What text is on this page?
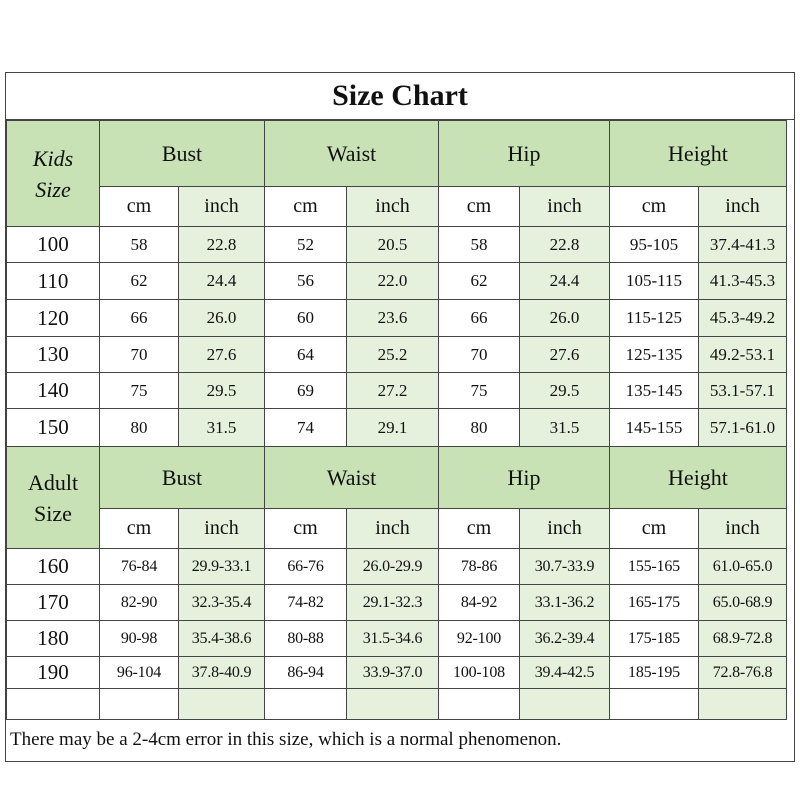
Size Chart
Kids
Size	Bust		Waist		Hip		Height	
	cm	inch	cm	inch	cm	inch	cm	inch
100	58	22.8	52	20.5	58	22.8	95-105	37.4-41.3
110	62	24.4	56	22.0	62	24.4	105-115	41.3-45.3
120	66	26.0	60	23.6	66	26.0	115-125	45.3-49.2
130	70	27.6	64	25.2	70	27.6	125-135	49.2-53.1
140	75	29.5	69	27.2	75	29.5	135-145	53.1-57.1
150	80	31.5	74	29.1	80	31.5	145-155	57.1-61.0

Adult
Size	Bust		Waist		Hip		Height	
	cm	inch	cm	inch	cm	inch	cm	inch
160	76-84	29.9-33.1	66-76	26.0-29.9	78-86	30.7-33.9	155-165	61.0-65.0
170	82-90	32.3-35.4	74-82	29.1-32.3	84-92	33.1-36.2	165-175	65.0-68.9
180	90-98	35.4-38.6	80-88	31.5-34.6	92-100	36.2-39.4	175-185	68.9-72.8
190	96-104	37.8-40.9	86-94	33.9-37.0	100-108	39.4-42.5	185-195	72.8-76.8

There may be a 2-4cm error in this size, which is a normal phenomenon.
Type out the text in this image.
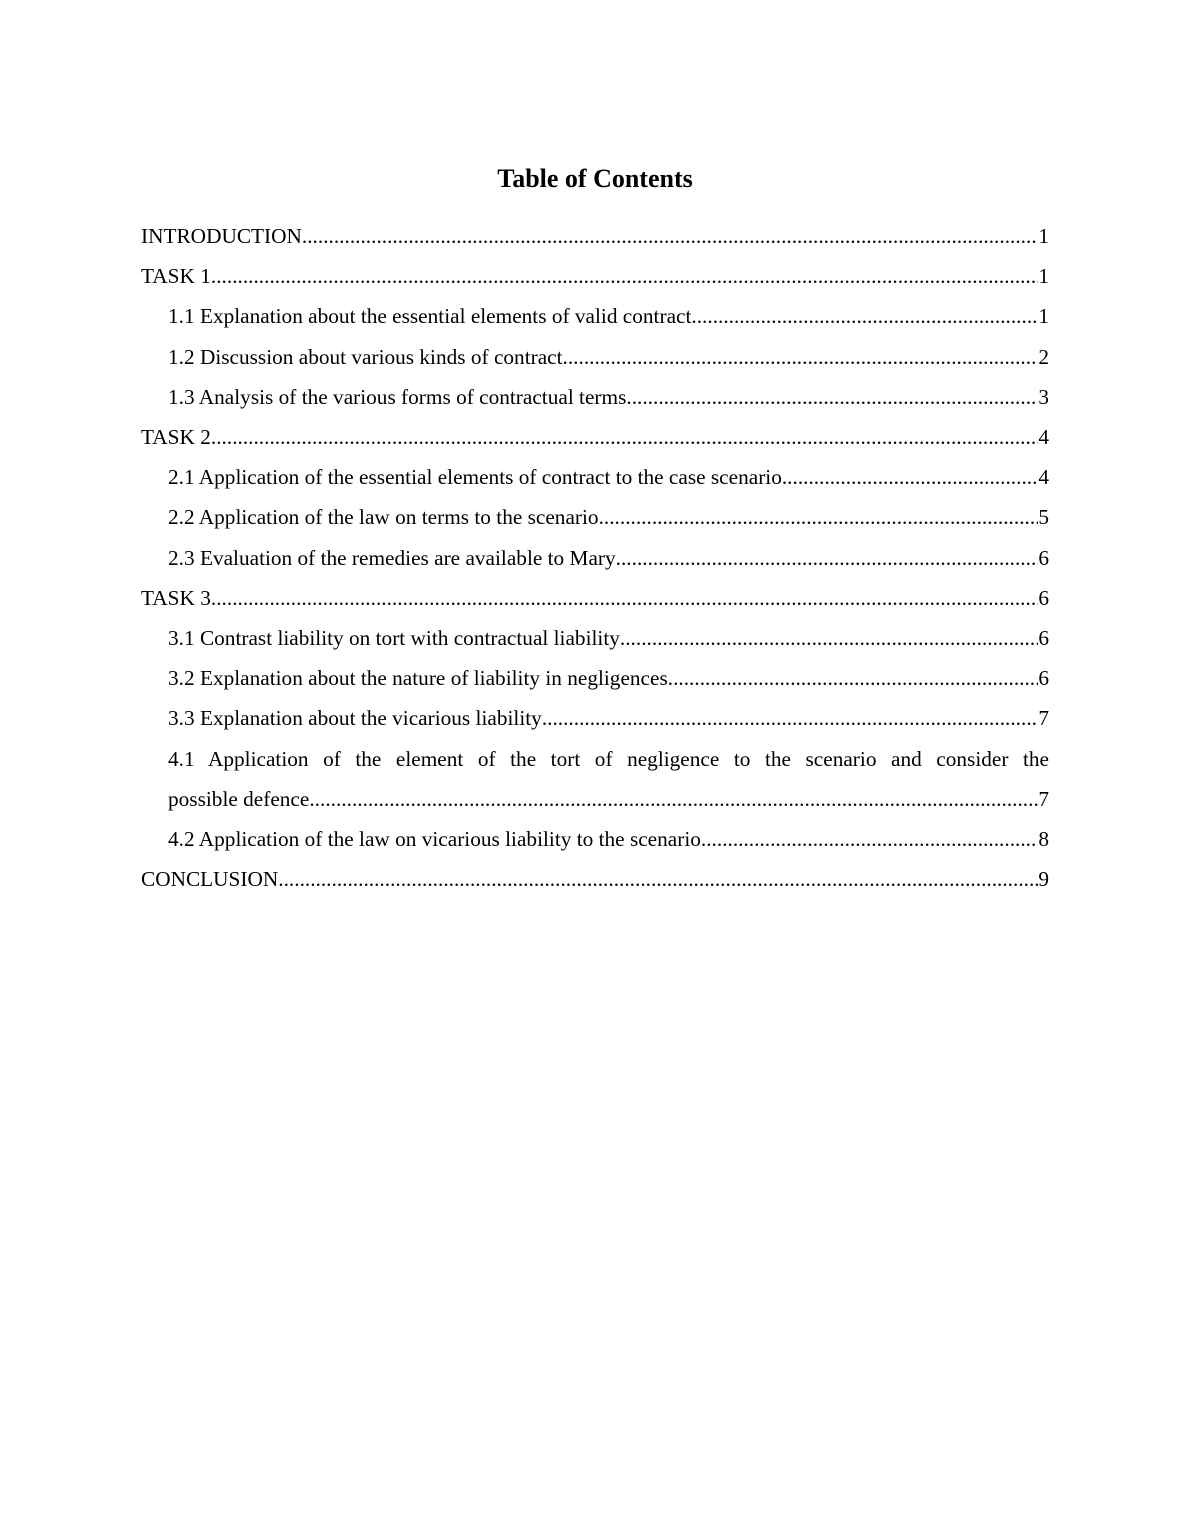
Table of Contents
INTRODUCTION .....	1
TASK 1 .....	1
1.1 Explanation about the essential elements of valid contract .....	1
1.2 Discussion about various kinds of contract .....	2
1.3 Analysis of the various forms of contractual terms .....	3
TASK 2 .....	4
2.1 Application of the essential elements of contract to the case scenario .....	4
2.2 Application of the law on terms to the scenario .....	5
2.3 Evaluation of the remedies are available to Mary .....	6
TASK 3 .....	6
3.1 Contrast liability on tort with contractual liability .....	6
3.2 Explanation about the nature of liability in negligences .....	6
3.3 Explanation about the vicarious liability .....	7
4.1 Application of the element of the tort of negligence to the scenario and consider the
possible defence .....	7
4.2 Application of the law on vicarious liability to the scenario .....	8
CONCLUSION .....	9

= The task =
Without the pictures, print the whole listing exactly as given.

= Correct output =
What text is on this page?
Size Chart
Kids
Size	Bust		Waist		Hip		Height	
	cm	inch	cm	inch	cm	inch	cm	inch
100	58	22.8	52	20.5	58	22.8	95-105	37.4-41.3
110	62	24.4	56	22.0	62	24.4	105-115	41.3-45.3
120	66	26.0	60	23.6	66	26.0	115-125	45.3-49.2
130	70	27.6	64	25.2	70	27.6	125-135	49.2-53.1
140	75	29.5	69	27.2	75	29.5	135-145	53.1-57.1
150	80	31.5	74	29.1	80	31.5	145-155	57.1-61.0

Adult
Size	Bust		Waist		Hip		Height	
	cm	inch	cm	inch	cm	inch	cm	inch
160	76-84	29.9-33.1	66-76	26.0-29.9	78-86	30.7-33.9	155-165	61.0-65.0
170	82-90	32.3-35.4	74-82	29.1-32.3	84-92	33.1-36.2	165-175	65.0-68.9
180	90-98	35.4-38.6	80-88	31.5-34.6	92-100	36.2-39.4	175-185	68.9-72.8
190	96-104	37.8-40.9	86-94	33.9-37.0	100-108	39.4-42.5	185-195	72.8-76.8

There may be a 2-4cm error in this size, which is a normal phenomenon.
Type out the text in this image.
Table of Contents
INTRODUCTION .....	1
TASK 1 .....	1
1.1 Explanation about the essential elements of valid contract .....	1
1.2 Discussion about various kinds of contract .....	2
1.3 Analysis of the various forms of contractual terms .....	3
TASK 2 .....	4
2.1 Application of the essential elements of contract to the case scenario .....	4
2.2 Application of the law on terms to the scenario .....	5
2.3 Evaluation of the remedies are available to Mary .....	6
TASK 3 .....	6
3.1 Contrast liability on tort with contractual liability .....	6
3.2 Explanation about the nature of liability in negligences .....	6
3.3 Explanation about the vicarious liability .....	7
4.1 Application of the element of the tort of negligence to the scenario and consider the
possible defence .....	7
4.2 Application of the law on vicarious liability to the scenario .....	8
CONCLUSION .....	9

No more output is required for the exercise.